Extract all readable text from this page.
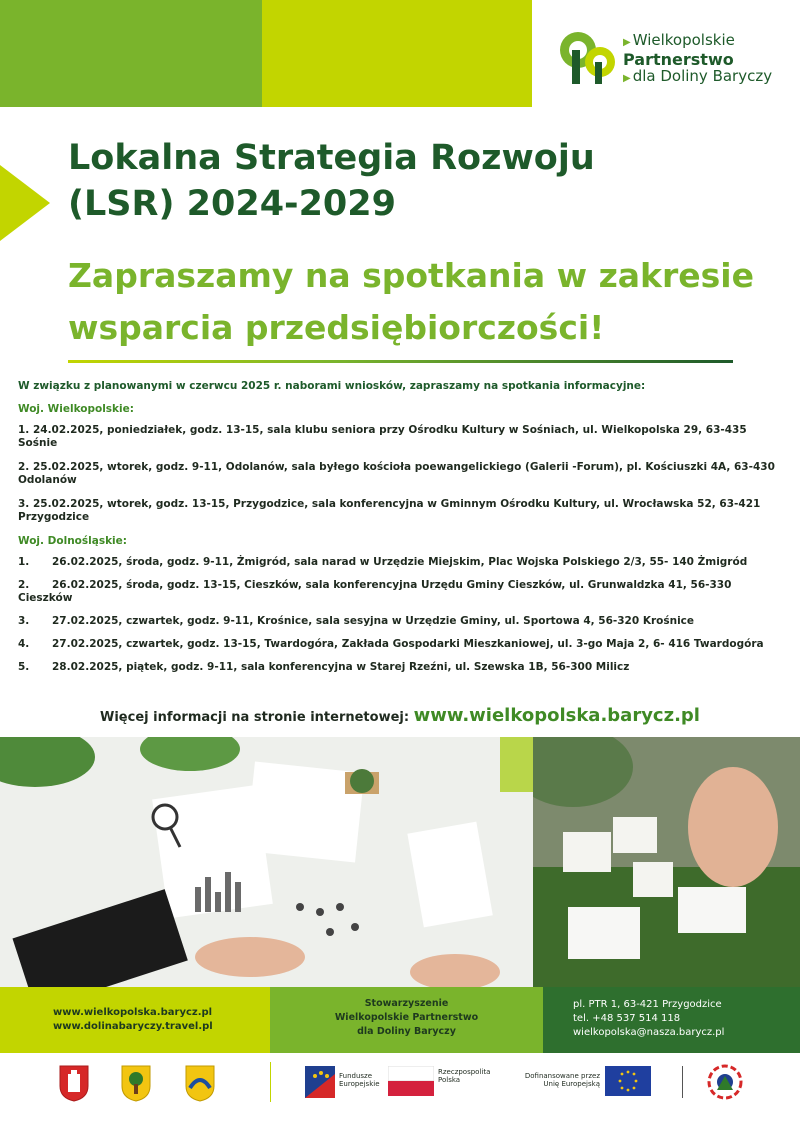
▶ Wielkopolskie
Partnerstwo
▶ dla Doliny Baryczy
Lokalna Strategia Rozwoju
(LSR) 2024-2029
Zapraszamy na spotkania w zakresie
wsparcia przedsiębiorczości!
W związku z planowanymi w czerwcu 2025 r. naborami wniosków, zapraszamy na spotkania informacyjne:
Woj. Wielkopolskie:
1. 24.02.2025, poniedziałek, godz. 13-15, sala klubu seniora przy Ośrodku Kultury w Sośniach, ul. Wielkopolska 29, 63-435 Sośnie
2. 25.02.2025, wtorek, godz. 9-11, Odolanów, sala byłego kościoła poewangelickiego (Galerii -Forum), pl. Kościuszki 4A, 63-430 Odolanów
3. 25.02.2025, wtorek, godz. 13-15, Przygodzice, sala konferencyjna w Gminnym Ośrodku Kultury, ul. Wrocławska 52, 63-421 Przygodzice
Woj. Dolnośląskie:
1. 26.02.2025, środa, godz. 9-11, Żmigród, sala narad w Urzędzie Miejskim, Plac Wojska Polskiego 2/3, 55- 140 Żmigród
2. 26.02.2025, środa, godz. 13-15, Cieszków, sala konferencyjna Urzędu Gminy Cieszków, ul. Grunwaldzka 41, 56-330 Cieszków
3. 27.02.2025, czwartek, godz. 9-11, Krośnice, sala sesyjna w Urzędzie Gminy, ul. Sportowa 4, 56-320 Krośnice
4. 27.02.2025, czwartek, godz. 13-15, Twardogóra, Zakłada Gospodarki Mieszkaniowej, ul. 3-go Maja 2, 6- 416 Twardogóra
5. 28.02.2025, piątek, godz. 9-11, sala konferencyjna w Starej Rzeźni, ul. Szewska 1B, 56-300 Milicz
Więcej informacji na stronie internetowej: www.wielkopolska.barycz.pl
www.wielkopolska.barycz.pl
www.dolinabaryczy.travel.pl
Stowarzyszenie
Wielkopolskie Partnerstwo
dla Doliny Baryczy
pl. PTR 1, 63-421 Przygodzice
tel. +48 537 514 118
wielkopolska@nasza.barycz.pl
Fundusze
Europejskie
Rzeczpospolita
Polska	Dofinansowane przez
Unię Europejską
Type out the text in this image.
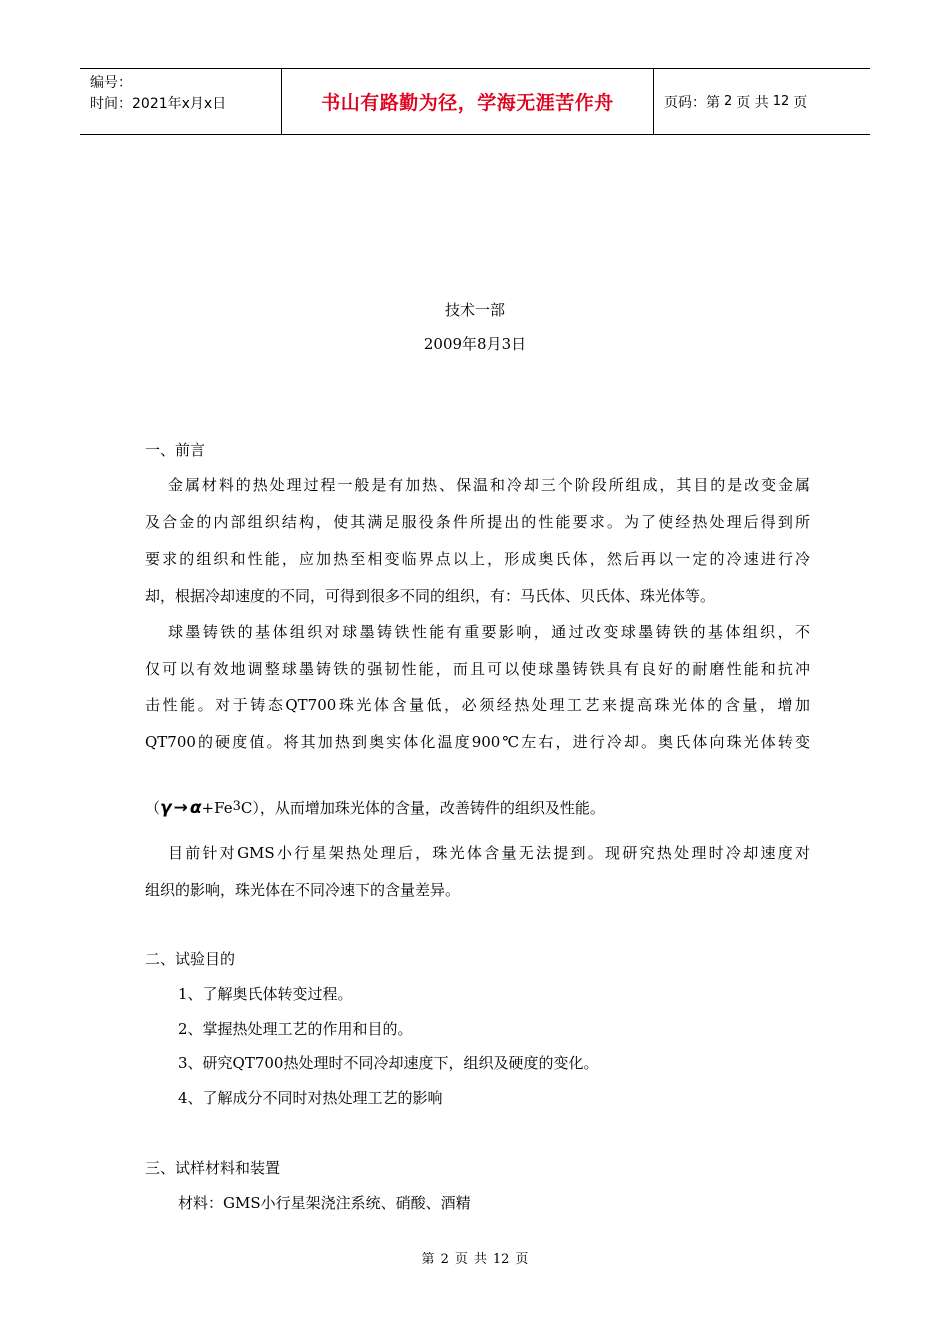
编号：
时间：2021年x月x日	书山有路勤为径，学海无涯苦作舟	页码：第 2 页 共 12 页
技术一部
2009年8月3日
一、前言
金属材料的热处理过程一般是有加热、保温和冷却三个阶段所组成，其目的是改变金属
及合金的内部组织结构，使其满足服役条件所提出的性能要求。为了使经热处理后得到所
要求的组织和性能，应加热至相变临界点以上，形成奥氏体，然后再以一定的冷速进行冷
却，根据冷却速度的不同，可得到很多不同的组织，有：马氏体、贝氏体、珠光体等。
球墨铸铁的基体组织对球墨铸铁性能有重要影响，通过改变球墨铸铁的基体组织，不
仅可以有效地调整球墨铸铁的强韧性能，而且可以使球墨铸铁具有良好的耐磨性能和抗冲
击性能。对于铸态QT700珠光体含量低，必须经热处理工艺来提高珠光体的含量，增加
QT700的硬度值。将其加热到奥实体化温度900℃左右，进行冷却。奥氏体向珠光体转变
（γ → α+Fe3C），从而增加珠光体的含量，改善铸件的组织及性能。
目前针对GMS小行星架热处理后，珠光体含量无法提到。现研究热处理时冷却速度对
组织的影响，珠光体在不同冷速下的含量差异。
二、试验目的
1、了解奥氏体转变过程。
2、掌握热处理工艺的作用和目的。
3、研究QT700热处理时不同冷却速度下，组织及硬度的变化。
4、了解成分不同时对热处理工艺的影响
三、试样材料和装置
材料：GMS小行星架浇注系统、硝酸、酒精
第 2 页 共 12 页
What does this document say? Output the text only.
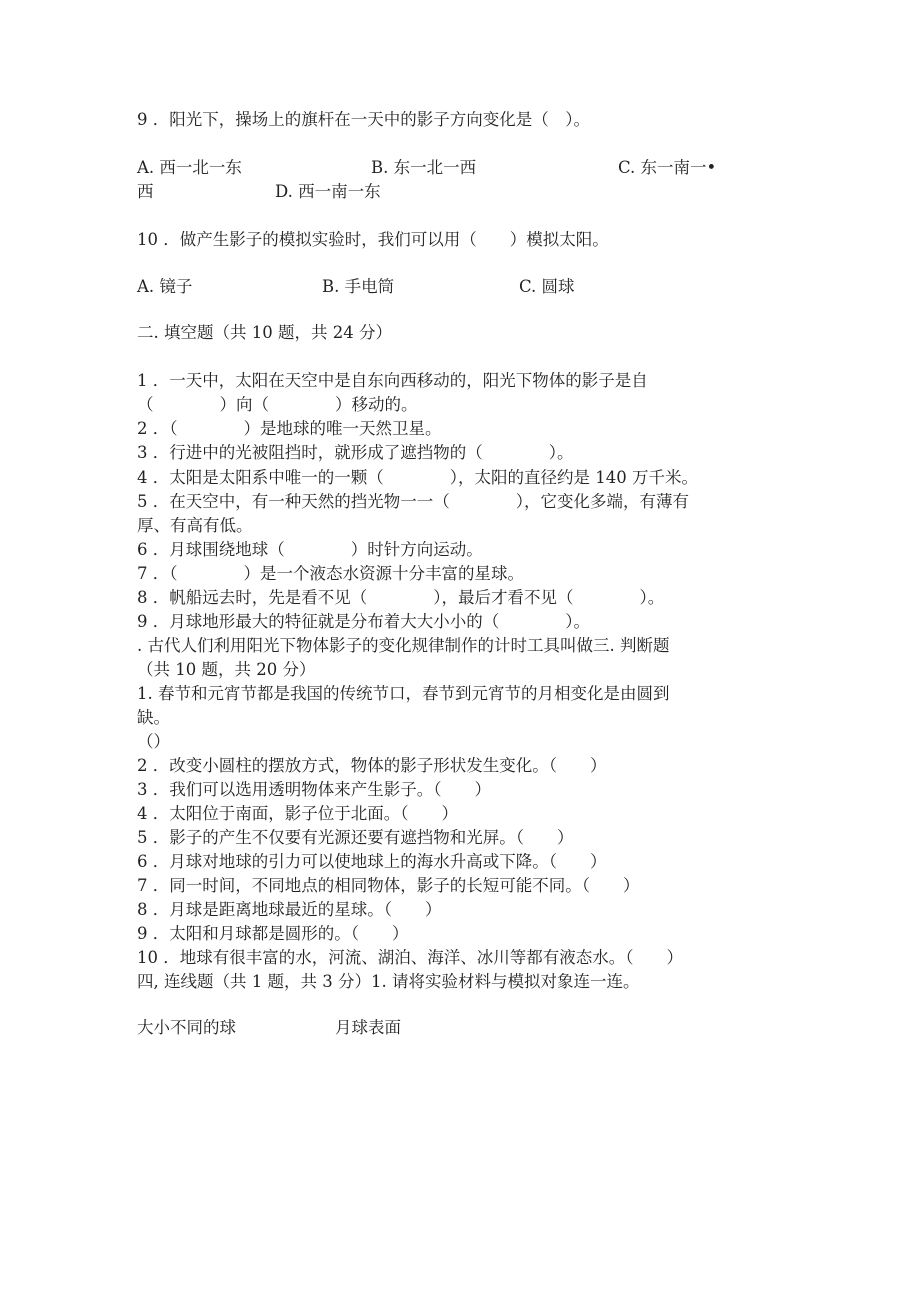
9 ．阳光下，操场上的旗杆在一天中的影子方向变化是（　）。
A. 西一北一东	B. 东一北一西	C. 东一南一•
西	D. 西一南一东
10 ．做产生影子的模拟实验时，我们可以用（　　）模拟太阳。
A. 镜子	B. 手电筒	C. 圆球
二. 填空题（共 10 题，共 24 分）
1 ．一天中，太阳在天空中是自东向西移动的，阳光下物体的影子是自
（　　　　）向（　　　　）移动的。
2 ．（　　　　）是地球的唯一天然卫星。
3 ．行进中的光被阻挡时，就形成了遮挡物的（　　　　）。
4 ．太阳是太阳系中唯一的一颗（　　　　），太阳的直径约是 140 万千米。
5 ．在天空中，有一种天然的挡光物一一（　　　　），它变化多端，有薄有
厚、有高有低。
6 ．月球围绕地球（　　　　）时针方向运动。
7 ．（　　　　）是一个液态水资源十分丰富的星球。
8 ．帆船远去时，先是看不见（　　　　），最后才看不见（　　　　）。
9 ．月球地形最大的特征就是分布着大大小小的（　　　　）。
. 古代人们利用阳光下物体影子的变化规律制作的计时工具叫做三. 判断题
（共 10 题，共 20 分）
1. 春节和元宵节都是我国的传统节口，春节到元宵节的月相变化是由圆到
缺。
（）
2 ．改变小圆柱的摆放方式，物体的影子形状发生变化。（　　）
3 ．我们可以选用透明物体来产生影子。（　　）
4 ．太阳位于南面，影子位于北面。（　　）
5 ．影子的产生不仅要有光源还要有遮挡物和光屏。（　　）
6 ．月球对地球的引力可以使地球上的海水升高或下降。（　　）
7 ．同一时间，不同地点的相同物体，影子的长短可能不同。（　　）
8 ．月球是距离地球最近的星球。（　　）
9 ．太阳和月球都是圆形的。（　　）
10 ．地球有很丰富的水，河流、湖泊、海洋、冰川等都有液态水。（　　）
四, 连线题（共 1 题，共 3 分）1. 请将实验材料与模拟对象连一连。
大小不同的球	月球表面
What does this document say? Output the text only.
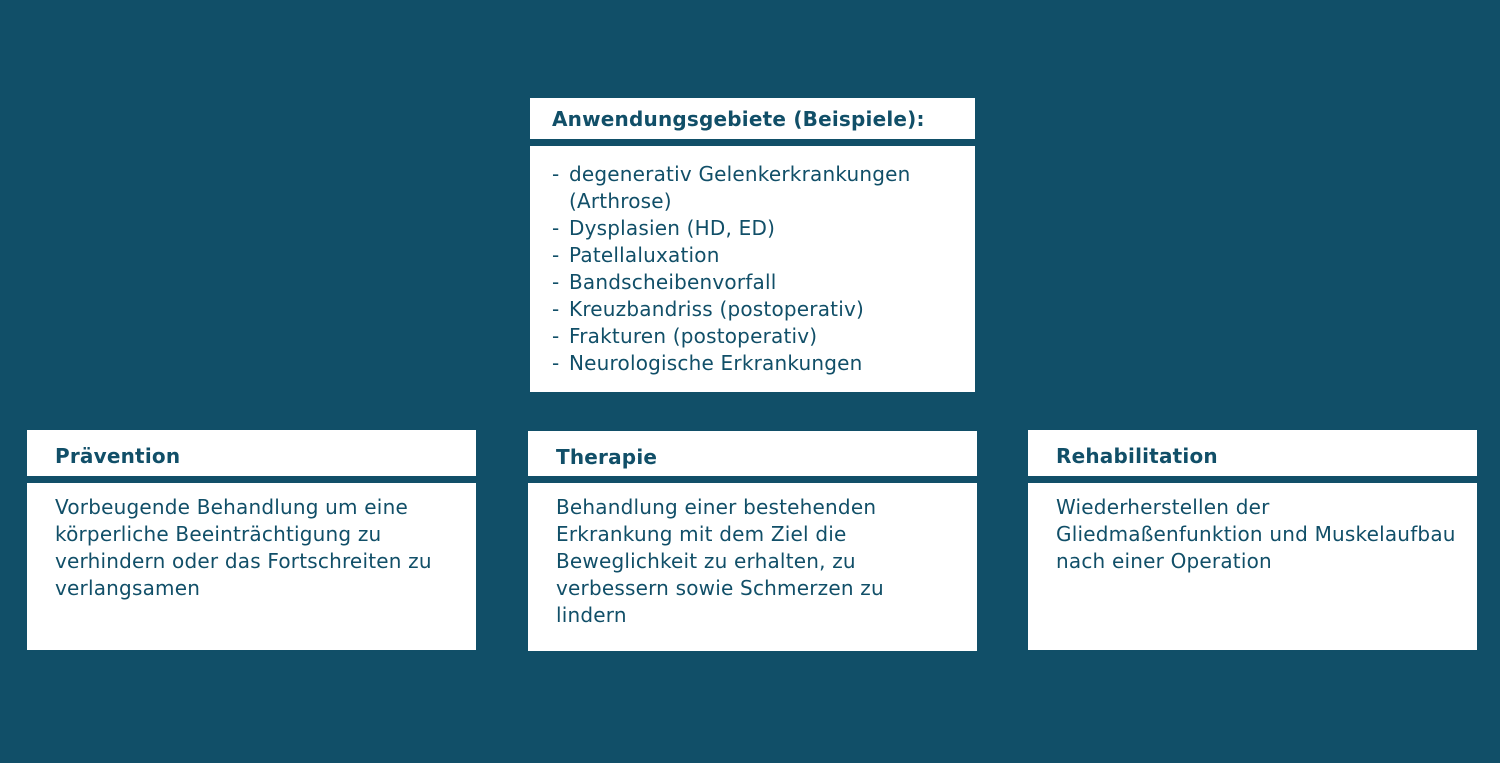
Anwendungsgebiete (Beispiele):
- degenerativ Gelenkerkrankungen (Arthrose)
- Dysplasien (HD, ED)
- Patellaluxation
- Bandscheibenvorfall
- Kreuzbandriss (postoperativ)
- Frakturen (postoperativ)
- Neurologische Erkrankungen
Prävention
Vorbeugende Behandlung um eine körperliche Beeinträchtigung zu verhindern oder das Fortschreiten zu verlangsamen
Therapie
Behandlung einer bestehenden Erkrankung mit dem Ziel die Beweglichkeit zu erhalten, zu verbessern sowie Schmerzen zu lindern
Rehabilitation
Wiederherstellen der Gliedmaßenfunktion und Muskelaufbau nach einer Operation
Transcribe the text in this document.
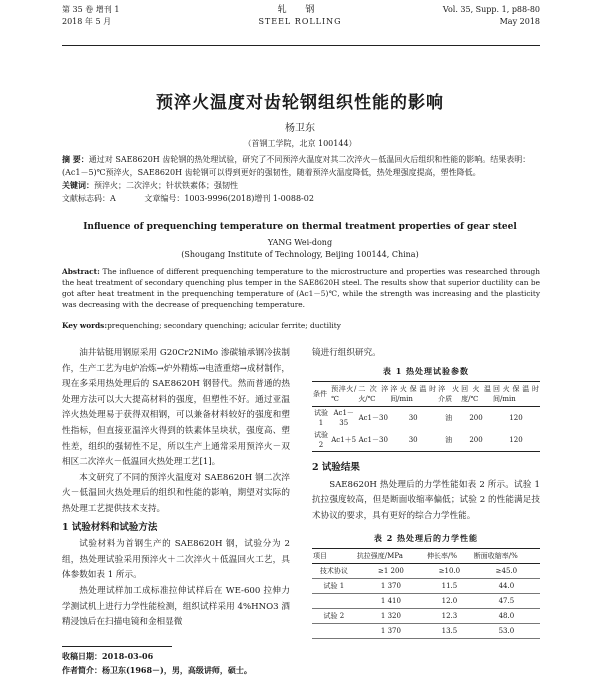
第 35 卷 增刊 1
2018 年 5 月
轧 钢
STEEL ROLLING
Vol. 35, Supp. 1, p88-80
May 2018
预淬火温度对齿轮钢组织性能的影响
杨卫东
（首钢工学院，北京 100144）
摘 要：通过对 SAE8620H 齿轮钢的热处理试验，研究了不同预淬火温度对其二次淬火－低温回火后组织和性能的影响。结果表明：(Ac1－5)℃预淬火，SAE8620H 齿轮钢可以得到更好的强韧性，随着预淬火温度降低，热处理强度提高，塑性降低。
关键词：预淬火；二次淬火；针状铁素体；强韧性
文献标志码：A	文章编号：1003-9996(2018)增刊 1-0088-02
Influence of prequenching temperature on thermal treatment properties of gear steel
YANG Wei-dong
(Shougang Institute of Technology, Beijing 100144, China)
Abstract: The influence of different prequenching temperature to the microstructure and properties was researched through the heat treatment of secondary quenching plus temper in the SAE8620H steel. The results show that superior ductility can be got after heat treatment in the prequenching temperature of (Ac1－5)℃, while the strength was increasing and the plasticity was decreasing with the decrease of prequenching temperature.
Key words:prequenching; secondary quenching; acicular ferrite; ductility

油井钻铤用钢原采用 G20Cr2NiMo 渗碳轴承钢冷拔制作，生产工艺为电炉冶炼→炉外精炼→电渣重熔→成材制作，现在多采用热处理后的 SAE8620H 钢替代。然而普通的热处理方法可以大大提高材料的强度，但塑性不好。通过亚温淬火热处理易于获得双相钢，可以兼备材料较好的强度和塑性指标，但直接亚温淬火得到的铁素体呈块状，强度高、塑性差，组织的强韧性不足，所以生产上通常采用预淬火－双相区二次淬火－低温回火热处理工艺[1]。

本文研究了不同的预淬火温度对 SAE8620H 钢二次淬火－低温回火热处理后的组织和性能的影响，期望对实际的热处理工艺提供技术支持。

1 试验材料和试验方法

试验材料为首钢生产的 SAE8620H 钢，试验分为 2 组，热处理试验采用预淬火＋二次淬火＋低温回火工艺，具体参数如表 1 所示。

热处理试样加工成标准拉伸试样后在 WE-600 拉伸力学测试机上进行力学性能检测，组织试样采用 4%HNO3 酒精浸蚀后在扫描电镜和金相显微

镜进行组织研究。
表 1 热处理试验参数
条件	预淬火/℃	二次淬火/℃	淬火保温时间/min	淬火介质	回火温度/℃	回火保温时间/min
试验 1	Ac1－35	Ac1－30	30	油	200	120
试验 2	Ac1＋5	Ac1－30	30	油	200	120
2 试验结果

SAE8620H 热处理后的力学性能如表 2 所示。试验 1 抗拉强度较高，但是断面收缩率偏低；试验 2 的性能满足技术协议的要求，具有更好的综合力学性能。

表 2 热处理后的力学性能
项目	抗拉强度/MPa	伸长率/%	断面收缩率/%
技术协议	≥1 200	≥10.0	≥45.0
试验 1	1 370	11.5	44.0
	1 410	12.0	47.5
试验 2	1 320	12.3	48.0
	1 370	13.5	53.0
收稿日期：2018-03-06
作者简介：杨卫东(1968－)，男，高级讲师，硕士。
※ ※ ※
**Exercise:** Collect, from the material above, every line containing the word "prequenching".

**Response to this exercise:**
Influence of prequenching temperature on thermal treatment properties of gear steel
Abstract: The influence of different prequenching temperature to the microstructure and properties was researched through the heat treatment of secondary quenching plus temper in the SAE8620H steel. The results show that superior ductility can be got after heat treatment in the prequenching temperature of (Ac1－5)℃, while the strength was increasing and the plasticity was decreasing with the decrease of prequenching temperature.
Key words:prequenching; secondary quenching; acicular ferrite; ductility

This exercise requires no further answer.